▶ [Entries supplied]:
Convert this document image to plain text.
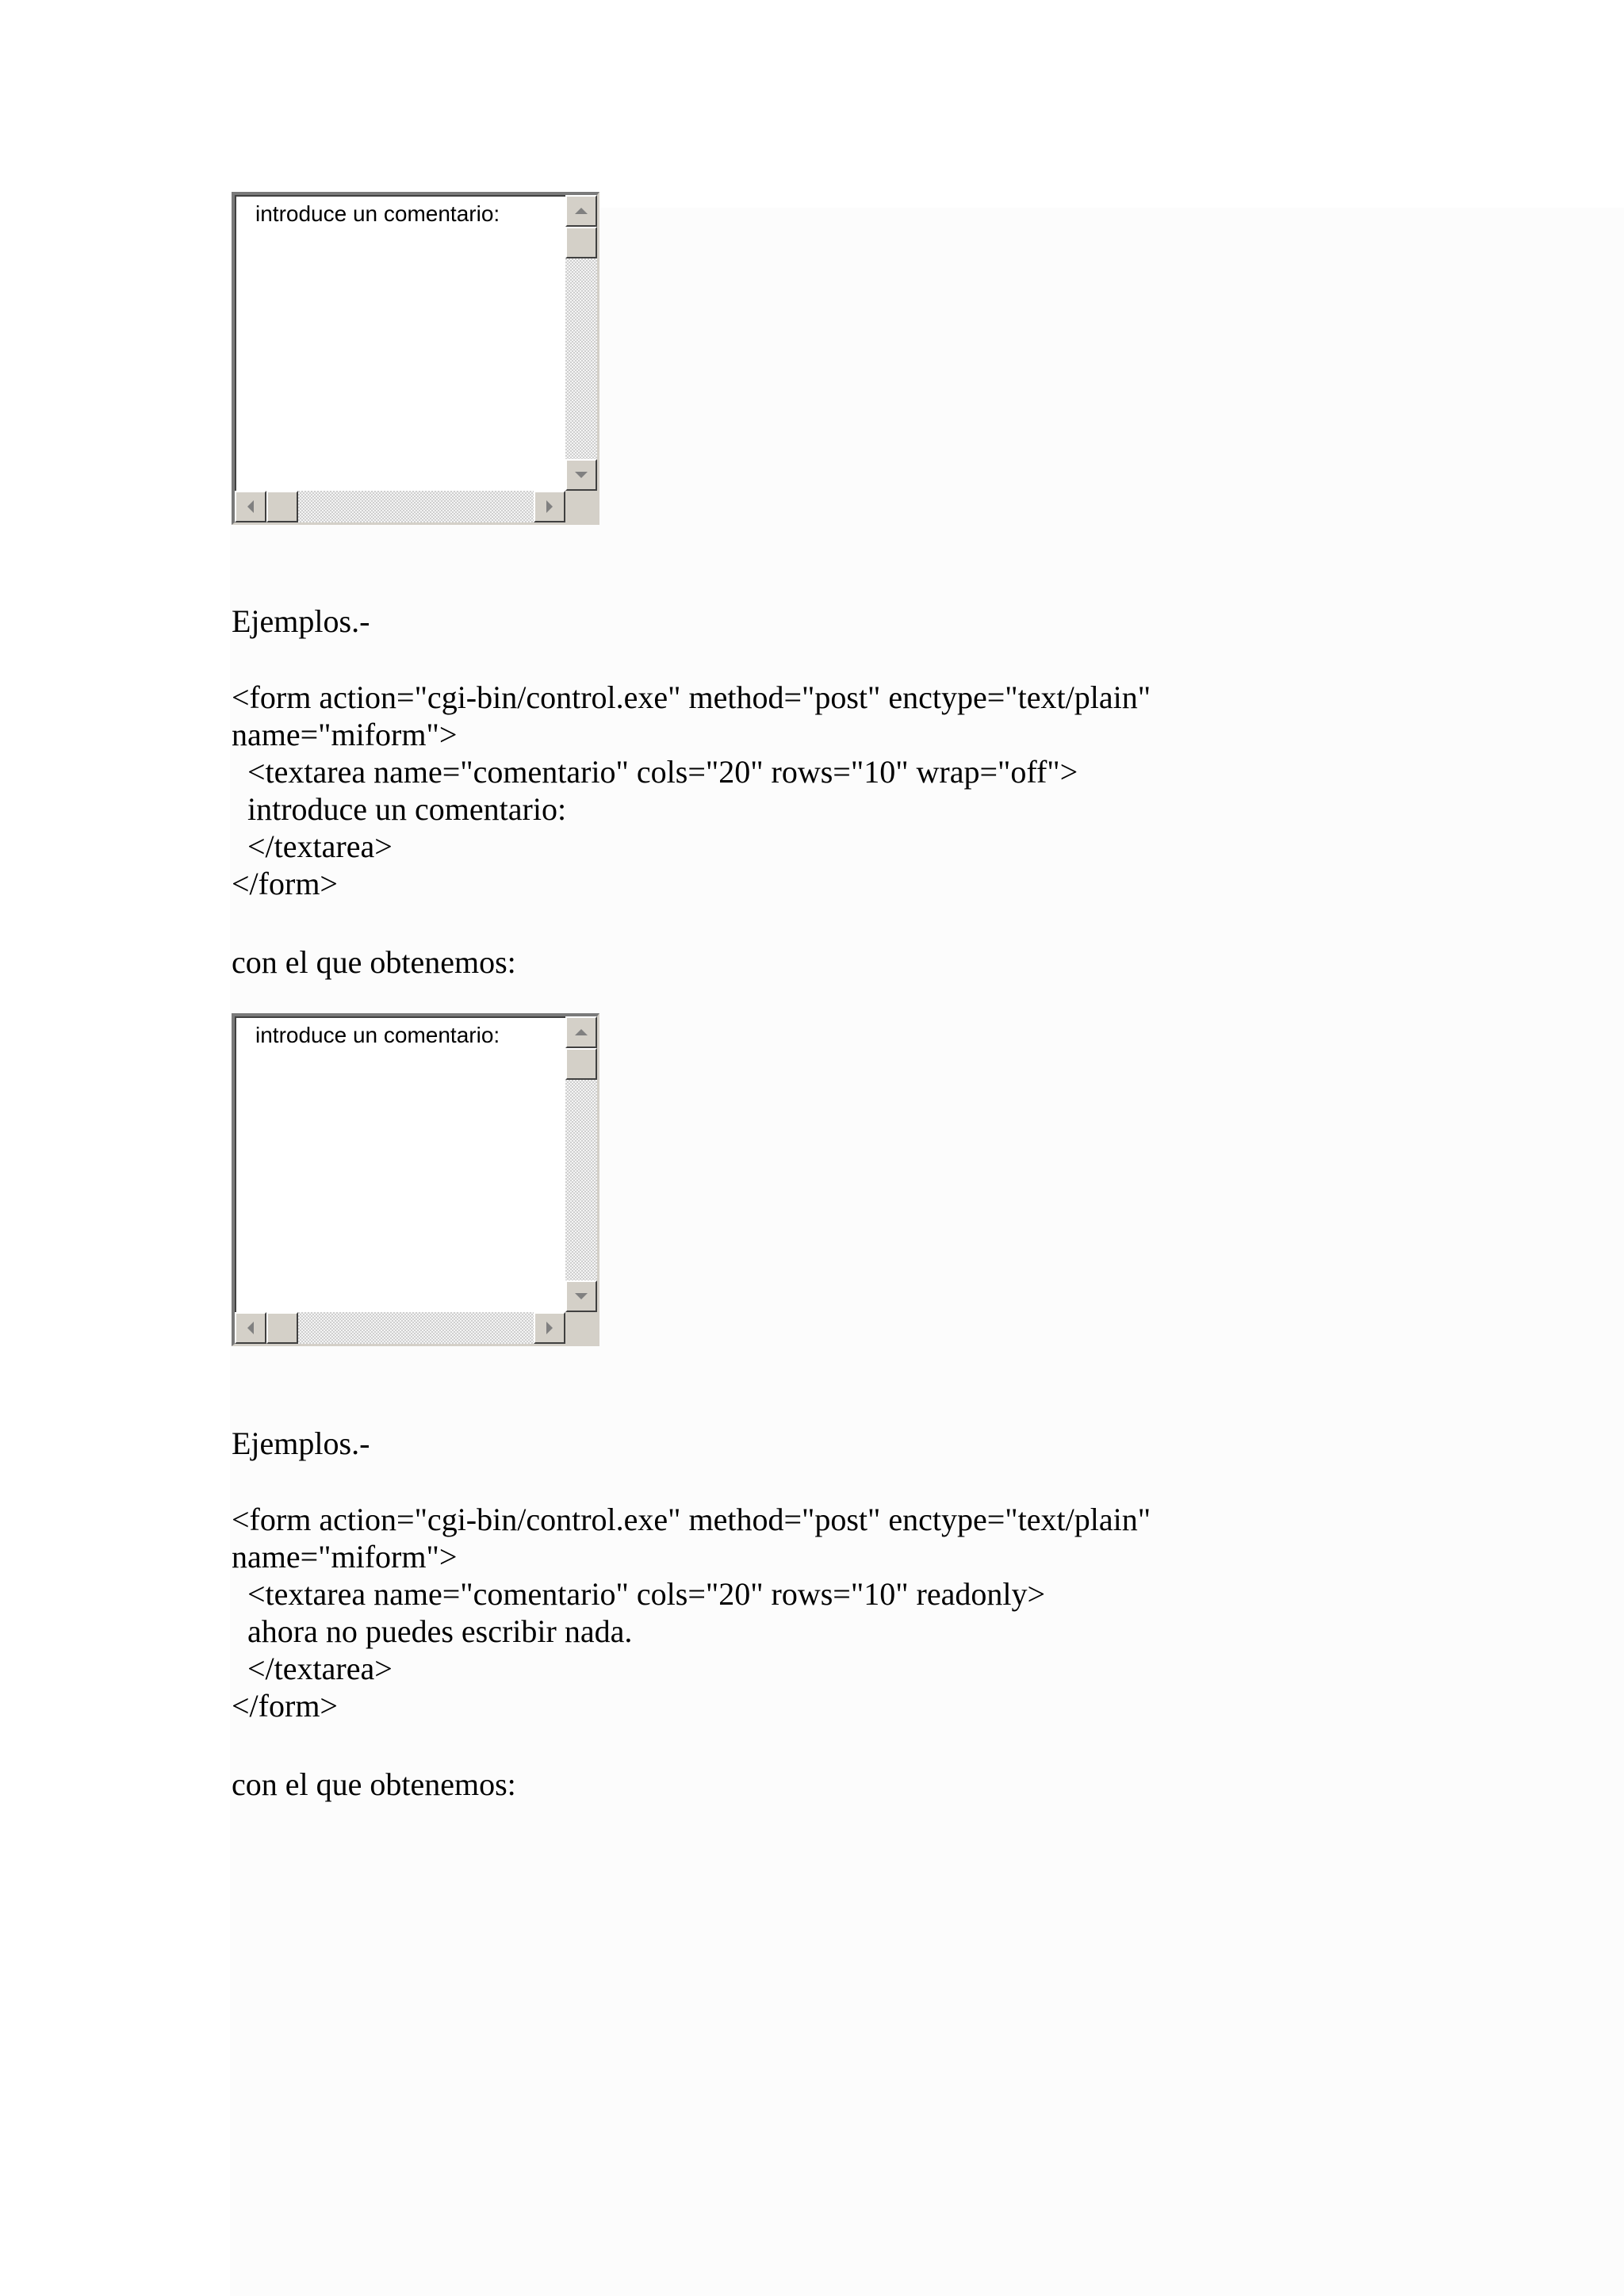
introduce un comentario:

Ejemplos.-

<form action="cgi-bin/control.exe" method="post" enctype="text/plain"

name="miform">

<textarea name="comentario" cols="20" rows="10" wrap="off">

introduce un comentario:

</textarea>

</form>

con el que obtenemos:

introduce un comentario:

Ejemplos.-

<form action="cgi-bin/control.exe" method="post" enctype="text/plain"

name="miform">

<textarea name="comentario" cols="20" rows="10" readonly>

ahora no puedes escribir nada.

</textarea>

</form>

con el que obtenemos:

▶ [Job]:
Where a line above holds the string "rows", show that line.

▶ [Result for this task]:
<textarea name="comentario" cols="20" rows="10" wrap="off">
<textarea name="comentario" cols="20" rows="10" readonly>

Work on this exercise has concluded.